Task material
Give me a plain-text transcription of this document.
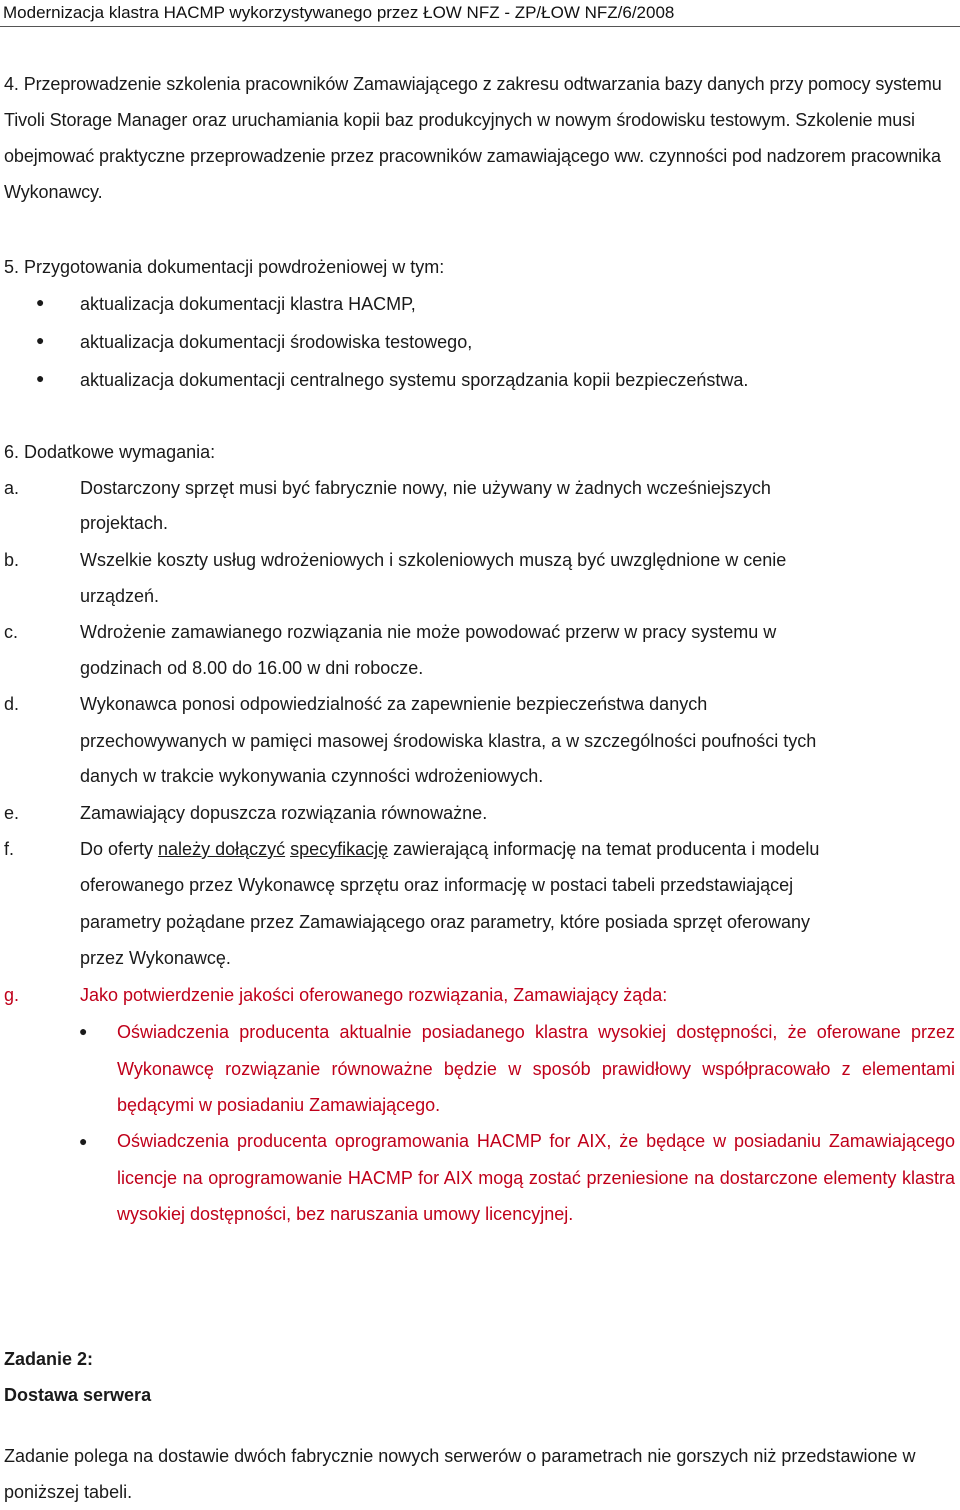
Modernizacja klastra HACMP wykorzystywanego przez ŁOW NFZ - ZP/ŁOW NFZ/6/2008

4. Przeprowadzenie szkolenia pracowników Zamawiającego z zakresu odtwarzania bazy danych przy pomocy systemu Tivoli Storage Manager oraz uruchamiania kopii baz produkcyjnych w nowym środowisku testowym. Szkolenie musi obejmować praktyczne przeprowadzenie przez pracowników zamawiającego ww. czynności pod nadzorem pracownika Wykonawcy.

5. Przygotowania dokumentacji powdrożeniowej w tym:
● aktualizacja dokumentacji klastra HACMP,
● aktualizacja dokumentacji środowiska testowego,
● aktualizacja dokumentacji centralnego systemu sporządzania kopii bezpieczeństwa.
6. Dodatkowe wymagania:
a.	Dostarczony sprzęt musi być fabrycznie nowy, nie używany w żadnych wcześniejszych
projektach.
b.	Wszelkie koszty usług wdrożeniowych i szkoleniowych muszą być uwzględnione w cenie
urządzeń.
c.	Wdrożenie zamawianego rozwiązania nie może powodować przerw w pracy systemu w
godzinach od 8.00 do 16.00 w dni robocze.
d.	Wykonawca ponosi odpowiedzialność za zapewnienie bezpieczeństwa danych
przechowywanych w pamięci masowej środowiska klastra, a w szczególności poufności tych
danych w trakcie wykonywania czynności wdrożeniowych.
e.	Zamawiający dopuszcza rozwiązania równoważne.
f.	Do oferty należy dołączyć specyfikację zawierającą informację na temat producenta i modelu
oferowanego przez Wykonawcę sprzętu oraz informację w postaci tabeli przedstawiającej
parametry pożądane przez Zamawiającego oraz parametry, które posiada sprzęt oferowany
przez Wykonawcę.
g.	Jako potwierdzenie jakości oferowanego rozwiązania, Zamawiający żąda:
● Oświadczenia producenta aktualnie posiadanego klastra wysokiej dostępności, że oferowane przez Wykonawcę rozwiązanie równoważne będzie w sposób prawidłowy współpracowało z elementami będącymi w posiadaniu Zamawiającego.
● Oświadczenia producenta oprogramowania HACMP for AIX, że będące w posiadaniu Zamawiającego licencje na oprogramowanie HACMP for AIX mogą zostać przeniesione na dostarczone elementy klastra wysokiej dostępności, bez naruszania umowy licencyjnej.
Zadanie 2:
Dostawa serwera

Zadanie polega na dostawie dwóch fabrycznie nowych serwerów o parametrach nie gorszych niż przedstawione w poniższej tabeli.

Task prompt
Find how many of the lines above have the word "bezpieczeństwa" in them. State only that number.

Final result
2